Data records:
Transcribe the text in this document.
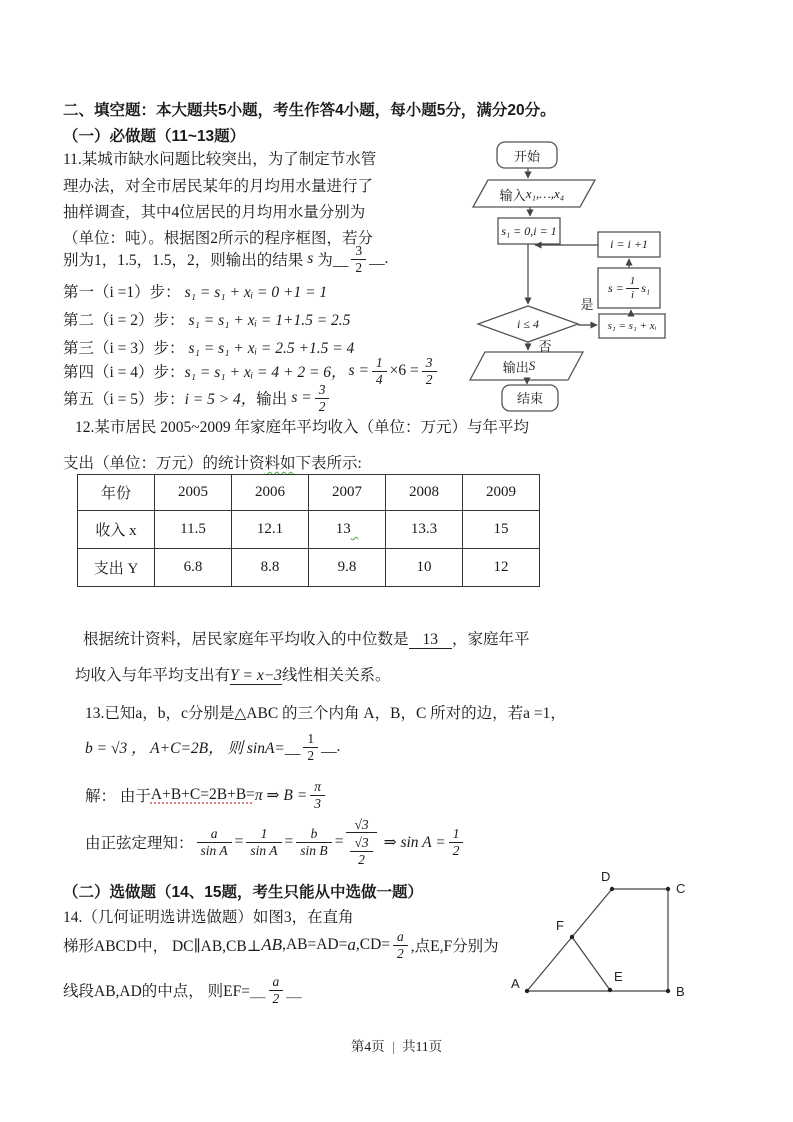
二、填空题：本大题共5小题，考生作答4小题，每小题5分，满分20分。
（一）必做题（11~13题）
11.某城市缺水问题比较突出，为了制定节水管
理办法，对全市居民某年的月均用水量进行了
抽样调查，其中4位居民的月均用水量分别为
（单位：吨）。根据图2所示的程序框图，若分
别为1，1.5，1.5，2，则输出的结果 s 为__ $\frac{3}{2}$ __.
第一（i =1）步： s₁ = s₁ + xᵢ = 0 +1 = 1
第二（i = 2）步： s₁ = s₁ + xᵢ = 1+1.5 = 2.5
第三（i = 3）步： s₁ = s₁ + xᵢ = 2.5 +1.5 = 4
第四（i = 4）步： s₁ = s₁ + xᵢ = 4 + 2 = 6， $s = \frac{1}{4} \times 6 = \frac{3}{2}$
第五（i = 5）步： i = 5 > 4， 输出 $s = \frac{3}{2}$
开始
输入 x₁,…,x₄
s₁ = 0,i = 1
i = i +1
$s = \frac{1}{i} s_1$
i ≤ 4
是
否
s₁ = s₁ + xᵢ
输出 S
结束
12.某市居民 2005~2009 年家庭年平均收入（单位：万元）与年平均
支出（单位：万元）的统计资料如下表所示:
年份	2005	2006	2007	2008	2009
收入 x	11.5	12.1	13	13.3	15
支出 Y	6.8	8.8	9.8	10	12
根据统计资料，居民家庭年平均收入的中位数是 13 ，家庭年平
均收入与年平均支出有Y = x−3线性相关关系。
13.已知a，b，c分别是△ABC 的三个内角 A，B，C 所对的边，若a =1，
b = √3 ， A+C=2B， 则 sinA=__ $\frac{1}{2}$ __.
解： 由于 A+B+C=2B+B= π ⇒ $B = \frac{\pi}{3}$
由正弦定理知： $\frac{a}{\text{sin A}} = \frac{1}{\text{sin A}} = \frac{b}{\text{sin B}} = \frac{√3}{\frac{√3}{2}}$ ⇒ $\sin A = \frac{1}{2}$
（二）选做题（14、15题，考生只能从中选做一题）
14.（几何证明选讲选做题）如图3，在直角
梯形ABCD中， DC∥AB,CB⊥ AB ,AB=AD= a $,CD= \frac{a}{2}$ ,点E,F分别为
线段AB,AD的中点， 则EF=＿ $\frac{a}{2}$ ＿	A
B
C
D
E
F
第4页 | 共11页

▸ **THE TASK**
Go through the material above and print all of it exactly, except the pictures.

▸ **EXERCISE RESPONSE**
Transcribe the text in this document.
二、填空题：本大题共5小题，考生作答4小题，每小题5分，满分20分。
（一）必做题（11~13题）
11.某城市缺水问题比较突出，为了制定节水管
理办法，对全市居民某年的月均用水量进行了
抽样调查，其中4位居民的月均用水量分别为
（单位：吨）。根据图2所示的程序框图，若分
别为1，1.5，1.5，2，则输出的结果 s 为__ $\frac{3}{2}$ __.
第一（i =1）步： s₁ = s₁ + xᵢ = 0 +1 = 1
第二（i = 2）步： s₁ = s₁ + xᵢ = 1+1.5 = 2.5
第三（i = 3）步： s₁ = s₁ + xᵢ = 2.5 +1.5 = 4
第四（i = 4）步： s₁ = s₁ + xᵢ = 4 + 2 = 6， $s = \frac{1}{4} \times 6 = \frac{3}{2}$
第五（i = 5）步： i = 5 > 4， 输出 $s = \frac{3}{2}$
开始
输入 x₁,…,x₄
s₁ = 0,i = 1
i = i +1
$s = \frac{1}{i} s_1$
i ≤ 4
是
否
s₁ = s₁ + xᵢ
输出 S
结束
12.某市居民 2005~2009 年家庭年平均收入（单位：万元）与年平均
支出（单位：万元）的统计资料如下表所示:
年份	2005	2006	2007	2008	2009
收入 x	11.5	12.1	13	13.3	15
支出 Y	6.8	8.8	9.8	10	12
根据统计资料，居民家庭年平均收入的中位数是 13 ，家庭年平
均收入与年平均支出有Y = x−3线性相关关系。
13.已知a，b，c分别是△ABC 的三个内角 A，B，C 所对的边，若a =1，
b = √3 ， A+C=2B， 则 sinA=__ $\frac{1}{2}$ __.
解： 由于 A+B+C=2B+B= π ⇒ $B = \frac{\pi}{3}$
由正弦定理知： $\frac{a}{\text{sin A}} = \frac{1}{\text{sin A}} = \frac{b}{\text{sin B}} = \frac{√3}{\frac{√3}{2}}$ ⇒ $\sin A = \frac{1}{2}$
（二）选做题（14、15题，考生只能从中选做一题）
14.（几何证明选讲选做题）如图3，在直角
梯形ABCD中， DC∥AB,CB⊥ AB ,AB=AD= a $,CD= \frac{a}{2}$ ,点E,F分别为
线段AB,AD的中点， 则EF=＿ $\frac{a}{2}$ ＿	A
B
C
D
E
F
第4页 | 共11页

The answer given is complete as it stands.